***** TEXTO DE LA PÁGINA *****

In [0]:
%run "./conexion_datalake"

#Limpieza de datos: NBA

###Variables

In [0]:
tables = ["teams", "ranking", "players", "players_info", "games", "games_details", "players_salaries", "active_players"]

In [0]:
#Importe de funciones de sparksql
import pyspark.sql.functions as F

###Carga de archivos

In [0]:
for table in tables:
    exec(f'''{table} = spark.read.load(
        f"abfss://{container}@{datalake}.dfs.core.windows.net/integrador/raw_data/{table}.csv",
        format = "csv",
        sep = ",",
        header = "true",
        inferSchema = True)''')

In [0]:
df_teams = teams
df_ranking = ranking
df_players = players
df_players_info = players_info
df_games = games
df_games_details = games_details
df_players_salaries = players_salaries
df_active_players = active_players

##Limpieza de Datos

In [0]:
#hacemos lowercase los nombres de las columnas
for table in tables:
   exec(f'''for column_name in df_{table}.columns:
                df_{table} = df_{table}.withColumnRenamed(column_name, column_name.lower())
        ''')

####Teams

In [0]:
#eliminamos columnas inncessarias para el analisis
df_teams = df_teams.drop(
    "league_id", "max_year", "min_year", "dleagueaffiliation", "owner", "generalmanager"
)

In [0]:
#cambiamos nombres de columnas
df_teams = (
    df_teams.withColumnRenamed("abbreviation", "abbr")
    .withColumnRenamed("yearfounded", "year_founded")
    .withColumnRenamed("arenacapacity", "arena_capacity")
)

In [0]:
#asignamos imagen al equipo con formato https://cdn.ssref.net/req/202305101/tlogo/bbr/{abbr}-2023.png
df_teams = df_teams.withColumn("team_logo", F.concat(F.lit("https://cdn.ssref.net/req/202305101/tlogo/bbr/"), F.col("abbr"), F.lit("-2023.png")))

####Active Players

In [0]:
df_active_players = df_active_players.drop("first_name", "last_name")

####Players Info

In [0]:
cols_to_delete = ['first_name',
                  'last_name',           
 'display_last_comma_first',
 'display_fi_last',
 'player_slug',
 'school',
 'last_affiliation',
 'weight',
 'jersey',
 'rosterstatus',
 'games_played_current_season_flag',
 'team_id',
 'team_name',
 'team_abbreviation',
 'team_code',
 'team_city',
 'playercode',
 'from_year',
 'to_year',
 'dleague_flag',
 'nba_flag',
 'games_played_flag','greatest_75_flag']


In [0]:
# eliminamos columnas y renombramos. Casteamos birhtdate
df_players_info = (
    df_players_info.drop(*cols_to_delete)

***** DATOS DE ORIGEN *****

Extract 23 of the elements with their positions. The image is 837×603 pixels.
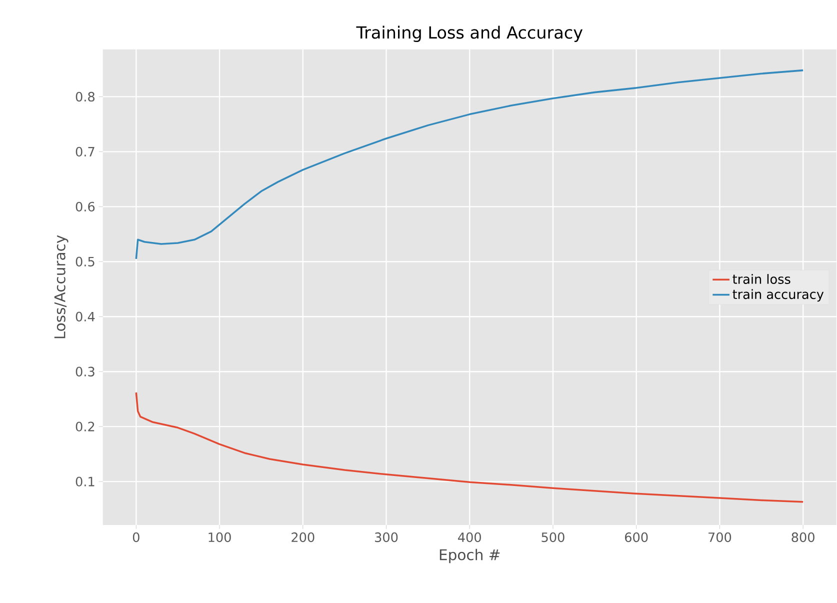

*****

### INSTRUCCIONES
a – Indica si cada afirmación concuerda con el texto sobre la limpieza de datos de la NBA. Responde sí o no y cita las palabras del texto que lo deciden. (i) La lista de tablas incluye "players_salaries". (ii) Los archivos se cargan en formato parquet. (iii) En la tabla de equipos, la columna "abbreviation" pasa a llamarse "abbr".
b – Enumera todas las columnas que el texto sobre la limpieza de datos de la NBA elimina de la tabla de equipos.
c – Prosigue el código de limpieza de datos de la NBA desde el punto en que termina.

### RESPUESTAS
a –
(i) Sí: "players_salaries".
(ii) No: format = "csv".
(iii) Sí: withColumnRenamed("abbreviation", "abbr").

b – league_id, max_year, min_year, dleagueaffiliation, owner, generalmanager

c –
    .withColumnRenamed("display_first_last", "player_name")
    .withColumnRenamed("person_id", "player_id")
).withColumn("birthdate", F.to_date(F.col("birthdate"), ("dd-MM-yyy")))

In [0]:
#Generamos un slug para los jugadores para asi asignar una imagen al jugador y utilizarla en el dashboard de powerbi
#Formato: https://www.basketball-reference.com/req/202106291/images/headshots/{player_slug}.jpg
df_players_info = df_players_info.fillna("")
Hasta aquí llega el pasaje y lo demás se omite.